▶ _WORK REQUEST_
For the data below, work out how many lines include the string "Adipocytes" and report only the number.

*** Opening of DATA TO EXAMINE ***

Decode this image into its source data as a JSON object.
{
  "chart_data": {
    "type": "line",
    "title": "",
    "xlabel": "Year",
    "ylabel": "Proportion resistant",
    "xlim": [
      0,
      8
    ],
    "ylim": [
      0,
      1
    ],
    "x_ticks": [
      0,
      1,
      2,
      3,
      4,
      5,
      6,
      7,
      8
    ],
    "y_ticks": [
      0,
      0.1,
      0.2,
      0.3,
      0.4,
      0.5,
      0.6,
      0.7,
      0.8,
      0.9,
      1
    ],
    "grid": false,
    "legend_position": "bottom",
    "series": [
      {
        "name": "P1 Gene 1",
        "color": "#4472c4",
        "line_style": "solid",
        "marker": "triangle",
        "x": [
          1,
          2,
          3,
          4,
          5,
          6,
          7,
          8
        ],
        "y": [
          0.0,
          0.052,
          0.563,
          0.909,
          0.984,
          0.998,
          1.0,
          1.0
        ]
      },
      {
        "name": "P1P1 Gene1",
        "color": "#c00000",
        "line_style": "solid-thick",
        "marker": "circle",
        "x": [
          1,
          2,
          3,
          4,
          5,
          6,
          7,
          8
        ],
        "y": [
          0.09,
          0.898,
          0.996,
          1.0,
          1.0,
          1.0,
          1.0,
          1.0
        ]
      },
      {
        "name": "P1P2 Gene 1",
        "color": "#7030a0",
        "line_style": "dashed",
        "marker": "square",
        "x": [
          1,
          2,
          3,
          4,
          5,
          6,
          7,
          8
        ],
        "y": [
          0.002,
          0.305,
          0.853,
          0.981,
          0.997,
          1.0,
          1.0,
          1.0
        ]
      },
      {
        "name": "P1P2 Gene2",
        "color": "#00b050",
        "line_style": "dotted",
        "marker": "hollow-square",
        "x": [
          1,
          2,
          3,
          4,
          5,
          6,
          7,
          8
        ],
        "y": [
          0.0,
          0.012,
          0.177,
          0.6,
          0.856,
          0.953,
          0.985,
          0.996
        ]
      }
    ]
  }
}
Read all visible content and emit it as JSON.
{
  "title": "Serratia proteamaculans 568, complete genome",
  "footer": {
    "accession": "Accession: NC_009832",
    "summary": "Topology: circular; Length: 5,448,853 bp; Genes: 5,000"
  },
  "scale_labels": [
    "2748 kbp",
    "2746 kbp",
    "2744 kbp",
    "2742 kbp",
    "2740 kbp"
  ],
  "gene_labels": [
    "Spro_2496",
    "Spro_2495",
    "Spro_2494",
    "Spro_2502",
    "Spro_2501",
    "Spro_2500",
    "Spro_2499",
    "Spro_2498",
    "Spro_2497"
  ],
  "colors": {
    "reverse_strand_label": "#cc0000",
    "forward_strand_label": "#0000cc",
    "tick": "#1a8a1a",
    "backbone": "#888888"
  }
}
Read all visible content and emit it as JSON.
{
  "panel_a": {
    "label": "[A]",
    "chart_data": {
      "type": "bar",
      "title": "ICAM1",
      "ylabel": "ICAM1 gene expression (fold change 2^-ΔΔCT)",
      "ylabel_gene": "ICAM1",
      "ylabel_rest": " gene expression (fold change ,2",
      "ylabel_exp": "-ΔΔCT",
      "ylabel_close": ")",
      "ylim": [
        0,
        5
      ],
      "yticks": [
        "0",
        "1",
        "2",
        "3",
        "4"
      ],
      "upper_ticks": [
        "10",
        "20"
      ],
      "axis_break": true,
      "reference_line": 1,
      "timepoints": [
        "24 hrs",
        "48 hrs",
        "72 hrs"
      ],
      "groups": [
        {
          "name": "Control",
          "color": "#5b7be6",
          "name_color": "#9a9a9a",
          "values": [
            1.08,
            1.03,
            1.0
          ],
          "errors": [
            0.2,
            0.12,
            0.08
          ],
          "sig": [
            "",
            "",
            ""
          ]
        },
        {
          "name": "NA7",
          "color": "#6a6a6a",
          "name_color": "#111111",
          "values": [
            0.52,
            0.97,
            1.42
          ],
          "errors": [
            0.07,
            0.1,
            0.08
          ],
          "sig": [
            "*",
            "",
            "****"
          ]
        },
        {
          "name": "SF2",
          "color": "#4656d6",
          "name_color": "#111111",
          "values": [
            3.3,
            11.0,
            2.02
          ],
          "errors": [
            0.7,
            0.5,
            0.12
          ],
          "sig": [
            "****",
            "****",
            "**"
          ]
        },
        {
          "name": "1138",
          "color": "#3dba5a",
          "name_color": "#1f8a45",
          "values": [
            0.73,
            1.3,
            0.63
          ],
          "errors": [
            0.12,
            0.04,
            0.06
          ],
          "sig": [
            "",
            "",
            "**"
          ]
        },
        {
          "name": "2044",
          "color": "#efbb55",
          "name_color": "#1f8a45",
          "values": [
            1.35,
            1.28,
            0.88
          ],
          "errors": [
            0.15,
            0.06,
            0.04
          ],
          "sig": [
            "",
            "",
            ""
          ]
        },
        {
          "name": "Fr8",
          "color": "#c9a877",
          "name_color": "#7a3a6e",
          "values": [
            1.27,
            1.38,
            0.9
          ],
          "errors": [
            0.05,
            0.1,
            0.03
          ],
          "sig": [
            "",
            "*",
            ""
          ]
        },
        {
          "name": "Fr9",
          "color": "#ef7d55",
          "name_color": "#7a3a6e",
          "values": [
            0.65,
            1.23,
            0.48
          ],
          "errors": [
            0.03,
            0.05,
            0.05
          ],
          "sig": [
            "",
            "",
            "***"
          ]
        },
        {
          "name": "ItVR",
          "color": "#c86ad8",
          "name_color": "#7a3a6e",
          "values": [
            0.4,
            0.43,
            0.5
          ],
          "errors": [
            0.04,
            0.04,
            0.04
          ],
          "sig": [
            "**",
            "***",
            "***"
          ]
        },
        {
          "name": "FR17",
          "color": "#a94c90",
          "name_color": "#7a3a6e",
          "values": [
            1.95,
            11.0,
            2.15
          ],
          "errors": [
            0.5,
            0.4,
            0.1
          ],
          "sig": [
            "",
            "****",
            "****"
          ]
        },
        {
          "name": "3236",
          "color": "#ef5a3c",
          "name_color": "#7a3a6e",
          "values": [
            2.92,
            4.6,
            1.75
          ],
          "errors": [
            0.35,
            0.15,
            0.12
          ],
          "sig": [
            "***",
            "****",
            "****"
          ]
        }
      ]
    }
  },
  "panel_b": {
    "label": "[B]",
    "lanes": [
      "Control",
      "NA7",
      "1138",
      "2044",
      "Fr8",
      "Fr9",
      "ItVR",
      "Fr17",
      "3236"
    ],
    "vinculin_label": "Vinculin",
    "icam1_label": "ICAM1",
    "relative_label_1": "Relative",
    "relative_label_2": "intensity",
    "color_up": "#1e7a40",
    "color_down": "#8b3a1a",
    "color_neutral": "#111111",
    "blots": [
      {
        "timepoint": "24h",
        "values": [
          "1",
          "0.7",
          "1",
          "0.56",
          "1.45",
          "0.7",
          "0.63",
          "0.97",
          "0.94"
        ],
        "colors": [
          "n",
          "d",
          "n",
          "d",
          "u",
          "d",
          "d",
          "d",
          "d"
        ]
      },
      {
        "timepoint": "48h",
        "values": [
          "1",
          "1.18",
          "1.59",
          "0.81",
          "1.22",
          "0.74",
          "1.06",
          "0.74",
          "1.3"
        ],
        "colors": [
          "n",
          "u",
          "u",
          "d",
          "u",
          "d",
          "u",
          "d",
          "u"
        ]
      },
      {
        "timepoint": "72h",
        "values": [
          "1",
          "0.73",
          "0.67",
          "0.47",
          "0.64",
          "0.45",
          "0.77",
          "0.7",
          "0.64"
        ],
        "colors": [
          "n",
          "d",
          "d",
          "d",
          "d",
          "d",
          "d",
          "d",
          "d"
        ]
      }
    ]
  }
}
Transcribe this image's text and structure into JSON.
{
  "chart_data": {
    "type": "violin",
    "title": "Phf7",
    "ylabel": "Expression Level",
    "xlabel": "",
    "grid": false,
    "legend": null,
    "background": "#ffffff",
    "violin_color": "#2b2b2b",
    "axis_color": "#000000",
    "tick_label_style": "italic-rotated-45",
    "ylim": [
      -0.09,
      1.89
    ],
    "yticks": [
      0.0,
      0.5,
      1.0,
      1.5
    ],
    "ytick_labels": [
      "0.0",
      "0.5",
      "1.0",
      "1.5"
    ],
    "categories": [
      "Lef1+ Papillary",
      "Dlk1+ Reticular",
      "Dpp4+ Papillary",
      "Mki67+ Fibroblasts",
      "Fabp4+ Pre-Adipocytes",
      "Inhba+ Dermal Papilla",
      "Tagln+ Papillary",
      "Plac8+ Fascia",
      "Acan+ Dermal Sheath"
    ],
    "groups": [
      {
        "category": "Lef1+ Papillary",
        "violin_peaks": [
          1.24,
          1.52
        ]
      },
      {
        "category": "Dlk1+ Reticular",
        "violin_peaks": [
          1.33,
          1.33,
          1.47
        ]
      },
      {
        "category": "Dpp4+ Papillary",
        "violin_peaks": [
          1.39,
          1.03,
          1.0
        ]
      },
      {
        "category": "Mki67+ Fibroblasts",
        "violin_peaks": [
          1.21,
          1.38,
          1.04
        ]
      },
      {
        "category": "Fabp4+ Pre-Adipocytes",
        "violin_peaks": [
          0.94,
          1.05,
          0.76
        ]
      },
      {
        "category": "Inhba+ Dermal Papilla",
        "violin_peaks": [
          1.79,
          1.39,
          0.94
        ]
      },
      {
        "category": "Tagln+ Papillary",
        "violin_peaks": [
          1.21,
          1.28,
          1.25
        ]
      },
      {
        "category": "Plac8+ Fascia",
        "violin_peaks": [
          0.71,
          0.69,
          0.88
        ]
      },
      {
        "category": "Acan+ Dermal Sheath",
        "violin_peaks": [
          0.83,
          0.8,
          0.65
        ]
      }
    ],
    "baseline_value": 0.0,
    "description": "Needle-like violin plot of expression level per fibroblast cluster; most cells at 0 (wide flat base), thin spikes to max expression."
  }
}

*** Close of DATA TO EXAMINE ***

▶ _TASK ANSWER_
2